**Work to do:** The entries below need to be written out exactly, with no pictures included.

(Dataset listings of figures)
↓
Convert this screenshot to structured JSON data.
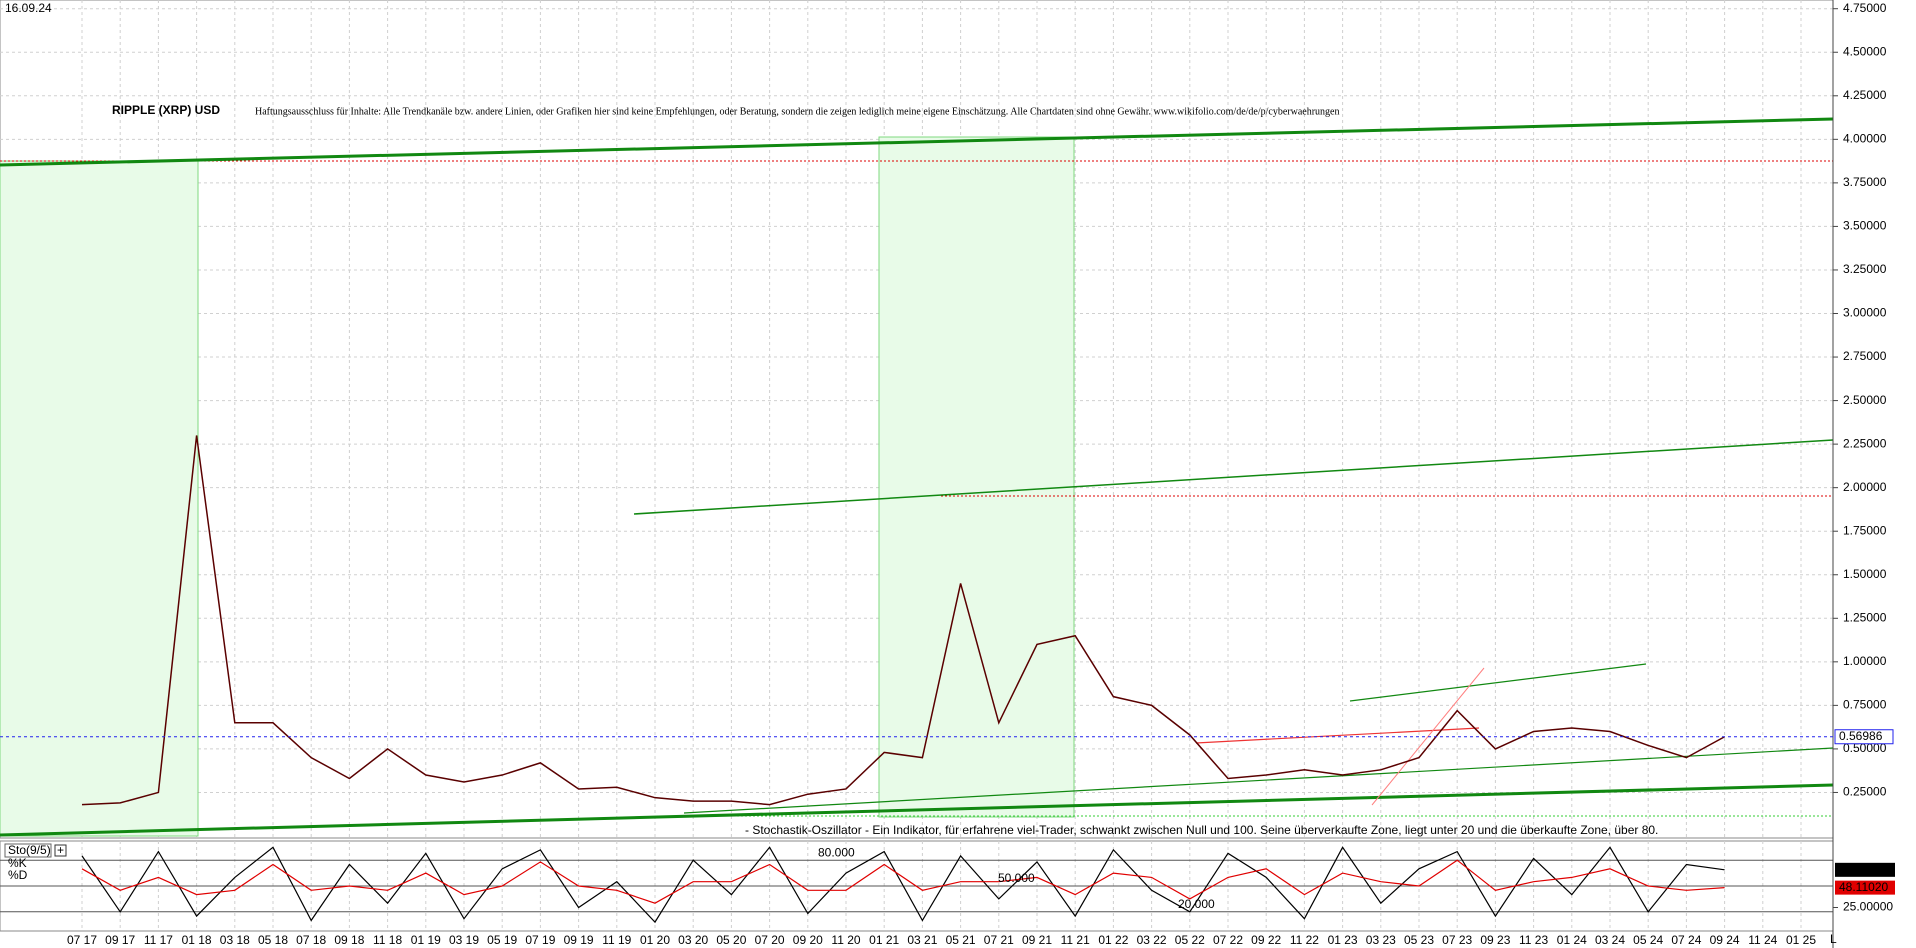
{
  "header": {
    "date": "16.09.24"
  },
  "chart_data": [
    {
      "type": "line",
      "title": "RIPPLE (XRP) USD",
      "subtitle": "Haftungsausschluss für Inhalte: Alle Trendkanäle bzw. andere Linien, oder Grafiken hier sind keine Empfehlungen, oder Beratung, sondern die zeigen lediglich meine eigene Einschätzung. Alle Chartdaten sind ohne Gewähr.  www.wikifolio.com/de/de/p/cyberwaehrungen",
      "annotation": "- Stochastik-Oszillator - Ein Indikator, für erfahrene viel-Trader, schwankt zwischen Null und 100. Seine überverkaufte Zone, liegt unter 20 und die überkaufte Zone, über 80.",
      "xlabel": "L",
      "categories": [
        "07 17",
        "09 17",
        "11 17",
        "01 18",
        "03 18",
        "05 18",
        "07 18",
        "09 18",
        "11 18",
        "01 19",
        "03 19",
        "05 19",
        "07 19",
        "09 19",
        "11 19",
        "01 20",
        "03 20",
        "05 20",
        "07 20",
        "09 20",
        "11 20",
        "01 21",
        "03 21",
        "05 21",
        "07 21",
        "09 21",
        "11 21",
        "01 22",
        "03 22",
        "05 22",
        "07 22",
        "09 22",
        "11 22",
        "01 23",
        "03 23",
        "05 23",
        "07 23",
        "09 23",
        "11 23",
        "01 24",
        "03 24",
        "05 24",
        "07 24",
        "09 24",
        "11 24",
        "01 25"
      ],
      "values": [
        0.18,
        0.19,
        0.25,
        2.3,
        0.65,
        0.65,
        0.45,
        0.33,
        0.5,
        0.35,
        0.31,
        0.35,
        0.42,
        0.27,
        0.28,
        0.22,
        0.2,
        0.2,
        0.18,
        0.24,
        0.27,
        0.48,
        0.45,
        1.45,
        0.65,
        1.1,
        1.15,
        0.8,
        0.75,
        0.58,
        0.33,
        0.35,
        0.38,
        0.35,
        0.38,
        0.45,
        0.72,
        0.5,
        0.6,
        0.62,
        0.6,
        0.52,
        0.45,
        0.57,
        null,
        null
      ],
      "color": "#5a0000",
      "current_value": 0.56986,
      "ylim": [
        0,
        4.8
      ],
      "yticks": [
        {
          "value": 0.25,
          "label": "0.25000"
        },
        {
          "value": 0.5,
          "label": "0.50000"
        },
        {
          "value": 0.75,
          "label": "0.75000"
        },
        {
          "value": 1,
          "label": "1.00000"
        },
        {
          "value": 1.25,
          "label": "1.25000"
        },
        {
          "value": 1.5,
          "label": "1.50000"
        },
        {
          "value": 1.75,
          "label": "1.75000"
        },
        {
          "value": 2,
          "label": "2.00000"
        },
        {
          "value": 2.25,
          "label": "2.25000"
        },
        {
          "value": 2.5,
          "label": "2.50000"
        },
        {
          "value": 2.75,
          "label": "2.75000"
        },
        {
          "value": 3,
          "label": "3.00000"
        },
        {
          "value": 3.25,
          "label": "3.25000"
        },
        {
          "value": 3.5,
          "label": "3.50000"
        },
        {
          "value": 3.75,
          "label": "3.75000"
        },
        {
          "value": 4,
          "label": "4.00000"
        },
        {
          "value": 4.25,
          "label": "4.25000"
        },
        {
          "value": 4.5,
          "label": "4.50000"
        },
        {
          "value": 4.75,
          "label": "4.75000"
        }
      ],
      "grid": true
    },
    {
      "type": "line",
      "title": "Sto(9/5)",
      "series": [
        {
          "name": "%K",
          "color": "#000000",
          "values": [
            85,
            20,
            90,
            15,
            60,
            95,
            10,
            75,
            30,
            88,
            12,
            70,
            92,
            25,
            55,
            8,
            80,
            40,
            95,
            18,
            65,
            90,
            10,
            85,
            35,
            78,
            15,
            92,
            45,
            20,
            88,
            60,
            12,
            95,
            30,
            70,
            90,
            15,
            82,
            40,
            95,
            20,
            75,
            68.80667,
            null,
            null
          ],
          "value_labels": [
            null,
            null,
            null,
            null,
            null,
            null,
            null,
            null,
            null,
            null,
            null,
            null,
            null,
            null,
            null,
            null,
            null,
            null,
            null,
            null,
            null,
            null,
            null,
            null,
            null,
            null,
            null,
            null,
            null,
            null,
            null,
            null,
            null,
            null,
            null,
            null,
            null,
            null,
            null,
            null,
            null,
            null,
            null,
            "68.80667",
            null,
            null
          ]
        },
        {
          "name": "%D",
          "color": "#e00000",
          "values": [
            70,
            45,
            60,
            40,
            45,
            75,
            45,
            50,
            45,
            65,
            40,
            50,
            78,
            50,
            45,
            30,
            55,
            55,
            75,
            45,
            45,
            75,
            45,
            55,
            55,
            60,
            40,
            65,
            60,
            35,
            60,
            70,
            40,
            65,
            55,
            50,
            80,
            45,
            55,
            60,
            70,
            50,
            45,
            48.1102,
            null,
            null
          ],
          "value_labels": [
            null,
            null,
            null,
            null,
            null,
            null,
            null,
            null,
            null,
            null,
            null,
            null,
            null,
            null,
            null,
            null,
            null,
            null,
            null,
            null,
            null,
            null,
            null,
            null,
            null,
            null,
            null,
            null,
            null,
            null,
            null,
            null,
            null,
            null,
            null,
            null,
            null,
            null,
            null,
            null,
            null,
            null,
            null,
            "48.11020",
            null,
            null
          ]
        }
      ],
      "ylim": [
        0,
        100
      ],
      "yticks": [
        {
          "value": 80,
          "label": "80.000"
        },
        {
          "value": 50,
          "label": "50.000"
        },
        {
          "value": 20,
          "label": "20.000"
        }
      ],
      "y2lim": [
        0,
        100
      ],
      "y2ticks": [
        {
          "value": 25,
          "label": "25.00000"
        }
      ]
    }
  ]
}
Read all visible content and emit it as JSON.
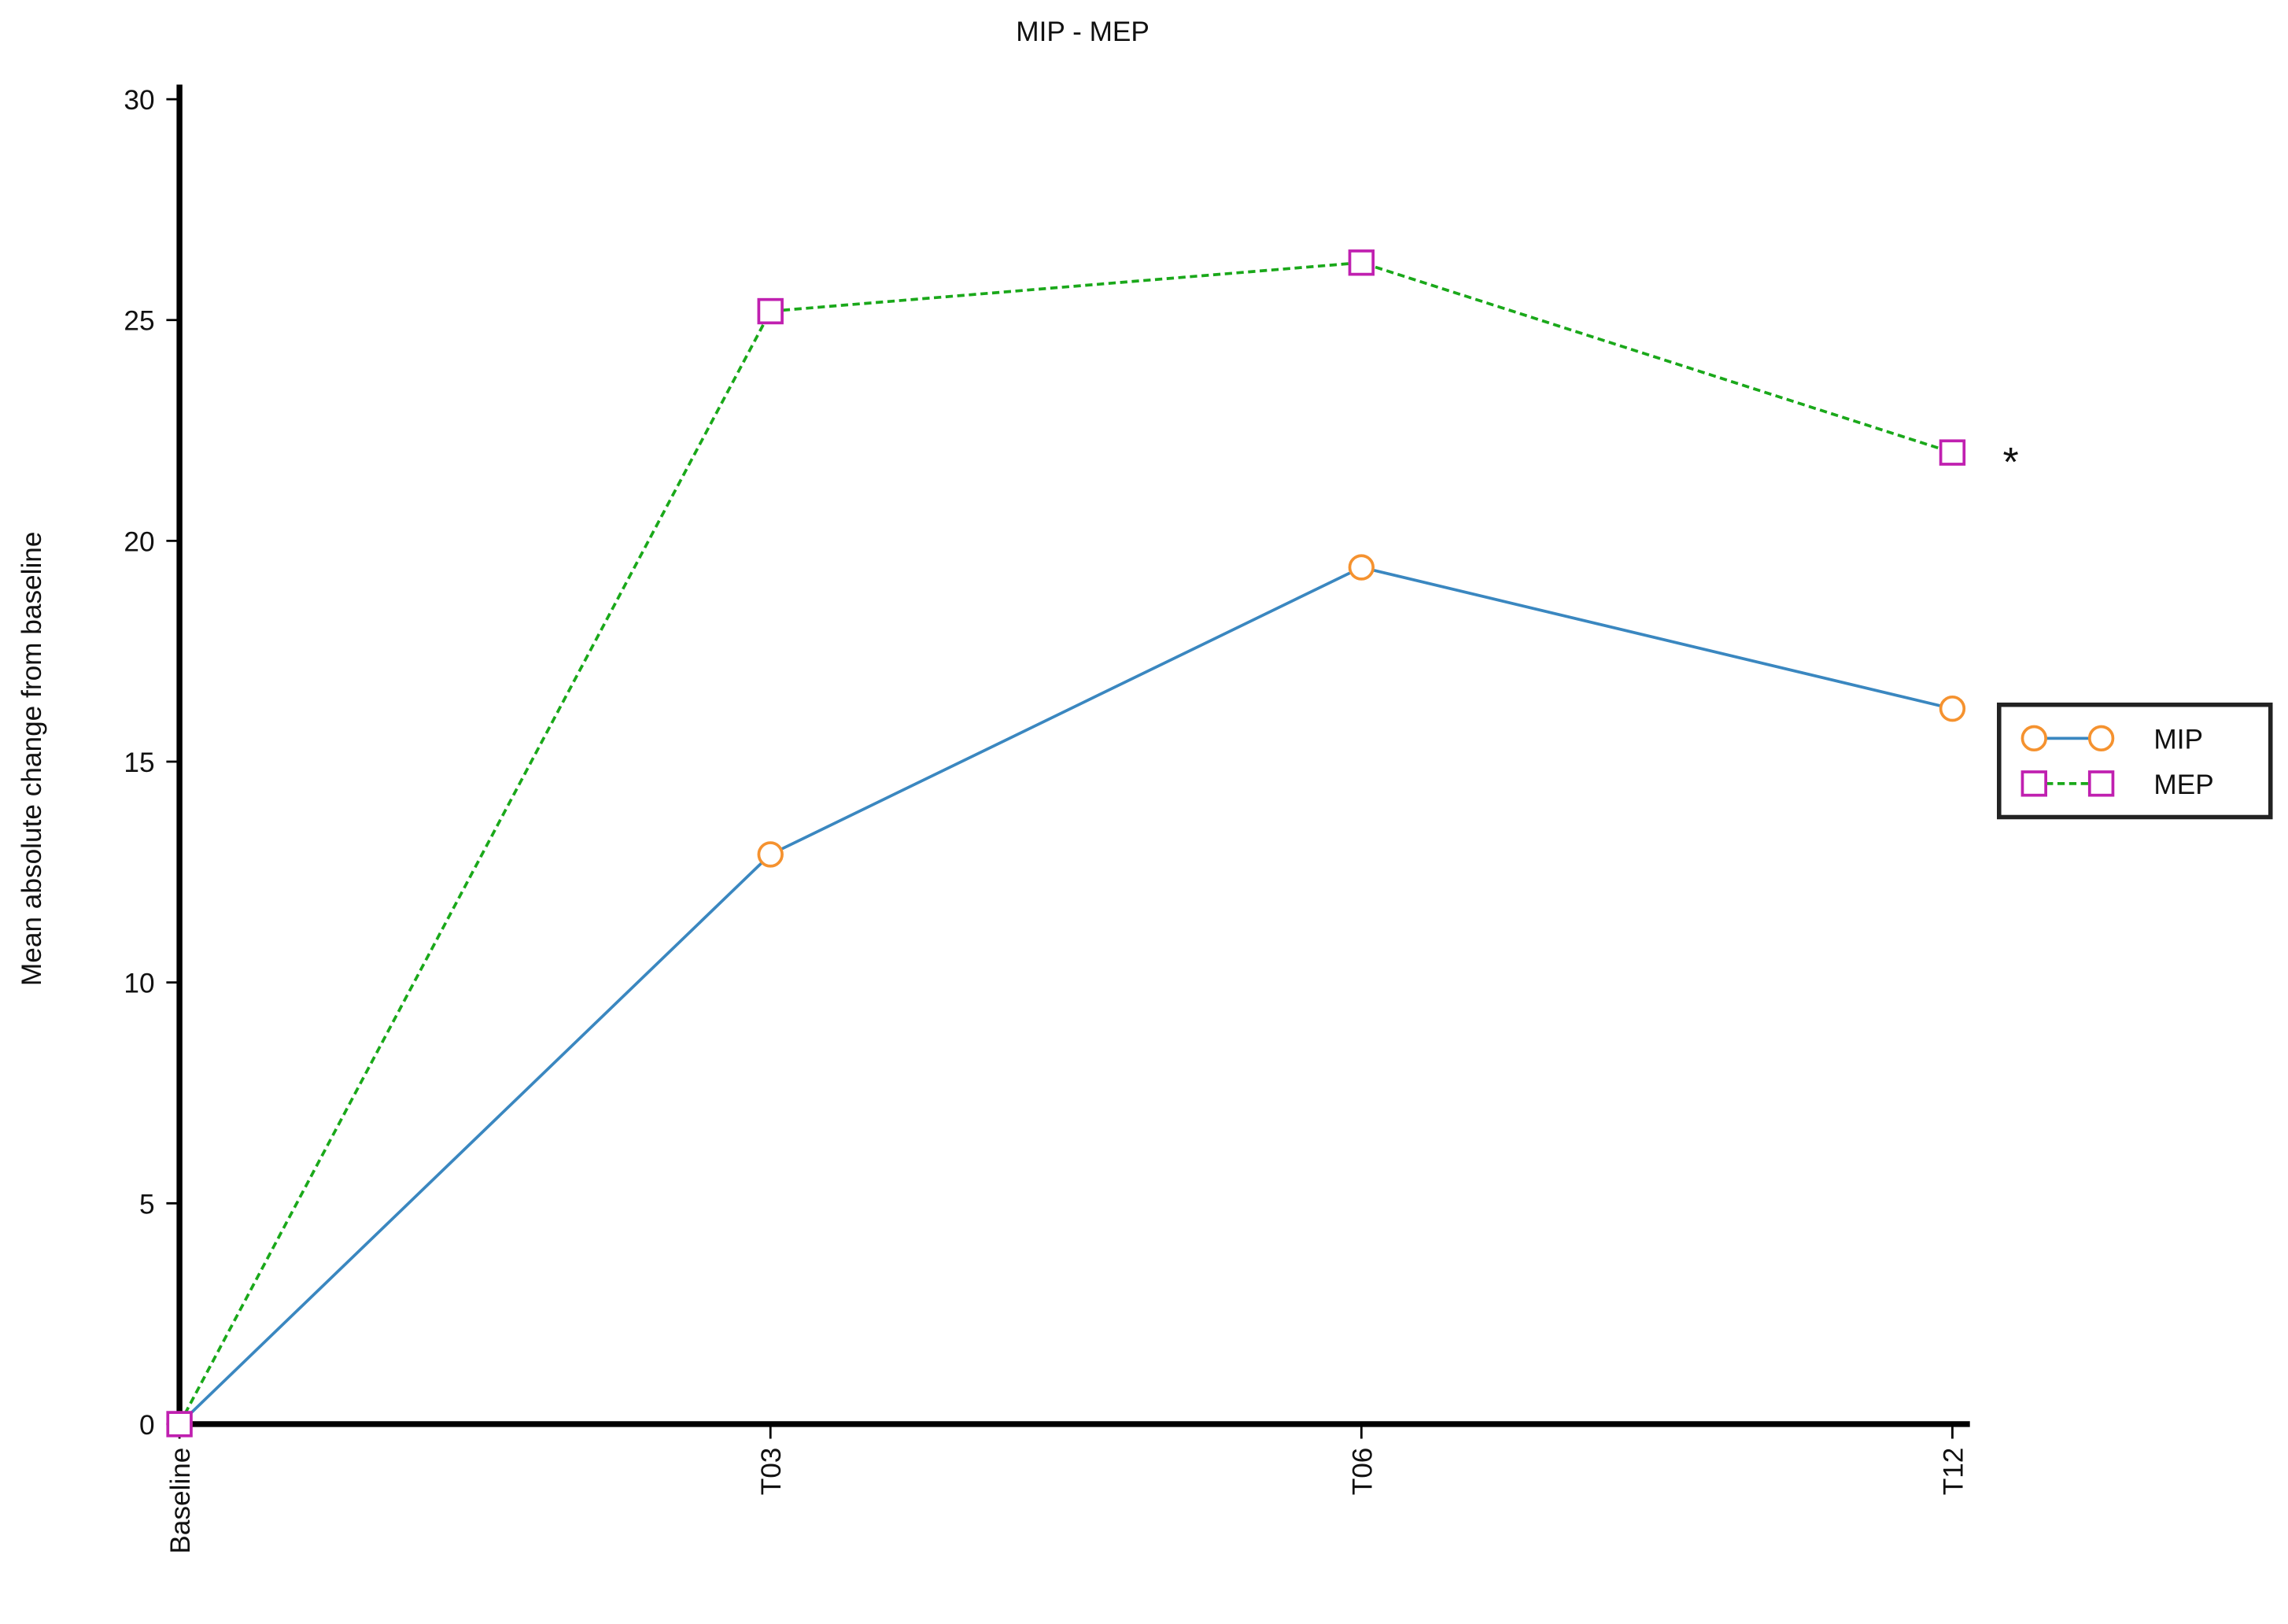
{
  "chart_data": {
    "type": "line",
    "title": "MIP - MEP",
    "y_label": "Mean absolute change from baseline",
    "categories": [
      "Baseline",
      "T03",
      "T06",
      "T12"
    ],
    "series": [
      {
        "name": "MIP",
        "color": "#3a87c0",
        "marker": "circle",
        "marker_color": "#f5922f",
        "dash": "solid",
        "values": [
          0,
          12.9,
          19.4,
          16.2
        ]
      },
      {
        "name": "MEP",
        "color": "#1aa81a",
        "marker": "square",
        "marker_color": "#c020b0",
        "dash": "dashed",
        "values": [
          0,
          25.2,
          26.3,
          22.0
        ]
      }
    ],
    "annotation": "*",
    "ylim": [
      0,
      30
    ],
    "yticks": [
      0,
      5,
      10,
      15,
      20,
      25,
      30
    ],
    "grid": false,
    "legend": "right"
  }
}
↑
**Written solution:**
Convert this screenshot to structured JSON data.
{
  "header": {
    "date": "16.09.24"
  },
  "chart_data": [
    {
      "type": "line",
      "title": "RIPPLE (XRP) USD",
      "subtitle": "Haftungsausschluss für Inhalte: Alle Trendkanäle bzw. andere Linien, oder Grafiken hier sind keine Empfehlungen, oder Beratung, sondern die zeigen lediglich meine eigene Einschätzung. Alle Chartdaten sind ohne Gewähr.  www.wikifolio.com/de/de/p/cyberwaehrungen",
      "annotation": "- Stochastik-Oszillator - Ein Indikator, für erfahrene viel-Trader, schwankt zwischen Null und 100. Seine überverkaufte Zone, liegt unter 20 und die überkaufte Zone, über 80.",
      "xlabel": "L",
      "categories": [
        "07 17",
        "09 17",
        "11 17",
        "01 18",
        "03 18",
        "05 18",
        "07 18",
        "09 18",
        "11 18",
        "01 19",
        "03 19",
        "05 19",
        "07 19",
        "09 19",
        "11 19",
        "01 20",
        "03 20",
        "05 20",
        "07 20",
        "09 20",
        "11 20",
        "01 21",
        "03 21",
        "05 21",
        "07 21",
        "09 21",
        "11 21",
        "01 22",
        "03 22",
        "05 22",
        "07 22",
        "09 22",
        "11 22",
        "01 23",
        "03 23",
        "05 23",
        "07 23",
        "09 23",
        "11 23",
        "01 24",
        "03 24",
        "05 24",
        "07 24",
        "09 24",
        "11 24",
        "01 25"
      ],
      "values": [
        0.18,
        0.19,
        0.25,
        2.3,
        0.65,
        0.65,
        0.45,
        0.33,
        0.5,
        0.35,
        0.31,
        0.35,
        0.42,
        0.27,
        0.28,
        0.22,
        0.2,
        0.2,
        0.18,
        0.24,
        0.27,
        0.48,
        0.45,
        1.45,
        0.65,
        1.1,
        1.15,
        0.8,
        0.75,
        0.58,
        0.33,
        0.35,
        0.38,
        0.35,
        0.38,
        0.45,
        0.72,
        0.5,
        0.6,
        0.62,
        0.6,
        0.52,
        0.45,
        0.57,
        null,
        null
      ],
      "color": "#5a0000",
      "current_value": 0.56986,
      "ylim": [
        0,
        4.8
      ],
      "yticks": [
        {
          "value": 0.25,
          "label": "0.25000"
        },
        {
          "value": 0.5,
          "label": "0.50000"
        },
        {
          "value": 0.75,
          "label": "0.75000"
        },
        {
          "value": 1,
          "label": "1.00000"
        },
        {
          "value": 1.25,
          "label": "1.25000"
        },
        {
          "value": 1.5,
          "label": "1.50000"
        },
        {
          "value": 1.75,
          "label": "1.75000"
        },
        {
          "value": 2,
          "label": "2.00000"
        },
        {
          "value": 2.25,
          "label": "2.25000"
        },
        {
          "value": 2.5,
          "label": "2.50000"
        },
        {
          "value": 2.75,
          "label": "2.75000"
        },
        {
          "value": 3,
          "label": "3.00000"
        },
        {
          "value": 3.25,
          "label": "3.25000"
        },
        {
          "value": 3.5,
          "label": "3.50000"
        },
        {
          "value": 3.75,
          "label": "3.75000"
        },
        {
          "value": 4,
          "label": "4.00000"
        },
        {
          "value": 4.25,
          "label": "4.25000"
        },
        {
          "value": 4.5,
          "label": "4.50000"
        },
        {
          "value": 4.75,
          "label": "4.75000"
        }
      ],
      "grid": true
    },
    {
      "type": "line",
      "title": "Sto(9/5)",
      "series": [
        {
          "name": "%K",
          "color": "#000000",
          "values": [
            85,
            20,
            90,
            15,
            60,
            95,
            10,
            75,
            30,
            88,
            12,
            70,
            92,
            25,
            55,
            8,
            80,
            40,
            95,
            18,
            65,
            90,
            10,
            85,
            35,
            78,
            15,
            92,
            45,
            20,
            88,
            60,
            12,
            95,
            30,
            70,
            90,
            15,
            82,
            40,
            95,
            20,
            75,
            68.80667,
            null,
            null
          ],
          "value_labels": [
            null,
            null,
            null,
            null,
            null,
            null,
            null,
            null,
            null,
            null,
            null,
            null,
            null,
            null,
            null,
            null,
            null,
            null,
            null,
            null,
            null,
            null,
            null,
            null,
            null,
            null,
            null,
            null,
            null,
            null,
            null,
            null,
            null,
            null,
            null,
            null,
            null,
            null,
            null,
            null,
            null,
            null,
            null,
            "68.80667",
            null,
            null
          ]
        },
        {
          "name": "%D",
          "color": "#e00000",
          "values": [
            70,
            45,
            60,
            40,
            45,
            75,
            45,
            50,
            45,
            65,
            40,
            50,
            78,
            50,
            45,
            30,
            55,
            55,
            75,
            45,
            45,
            75,
            45,
            55,
            55,
            60,
            40,
            65,
            60,
            35,
            60,
            70,
            40,
            65,
            55,
            50,
            80,
            45,
            55,
            60,
            70,
            50,
            45,
            48.1102,
            null,
            null
          ],
          "value_labels": [
            null,
            null,
            null,
            null,
            null,
            null,
            null,
            null,
            null,
            null,
            null,
            null,
            null,
            null,
            null,
            null,
            null,
            null,
            null,
            null,
            null,
            null,
            null,
            null,
            null,
            null,
            null,
            null,
            null,
            null,
            null,
            null,
            null,
            null,
            null,
            null,
            null,
            null,
            null,
            null,
            null,
            null,
            null,
            "48.11020",
            null,
            null
          ]
        }
      ],
      "ylim": [
        0,
        100
      ],
      "yticks": [
        {
          "value": 80,
          "label": "80.000"
        },
        {
          "value": 50,
          "label": "50.000"
        },
        {
          "value": 20,
          "label": "20.000"
        }
      ],
      "y2lim": [
        0,
        100
      ],
      "y2ticks": [
        {
          "value": 25,
          "label": "25.00000"
        }
      ]
    }
  ]
}
Read all visible content and emit it as JSON.
{
  "chart_data": {
    "type": "line",
    "title": "MIP - MEP",
    "y_label": "Mean absolute change from baseline",
    "categories": [
      "Baseline",
      "T03",
      "T06",
      "T12"
    ],
    "series": [
      {
        "name": "MIP",
        "color": "#3a87c0",
        "marker": "circle",
        "marker_color": "#f5922f",
        "dash": "solid",
        "values": [
          0,
          12.9,
          19.4,
          16.2
        ]
      },
      {
        "name": "MEP",
        "color": "#1aa81a",
        "marker": "square",
        "marker_color": "#c020b0",
        "dash": "dashed",
        "values": [
          0,
          25.2,
          26.3,
          22.0
        ]
      }
    ],
    "annotation": "*",
    "ylim": [
      0,
      30
    ],
    "yticks": [
      0,
      5,
      10,
      15,
      20,
      25,
      30
    ],
    "grid": false,
    "legend": "right"
  }
}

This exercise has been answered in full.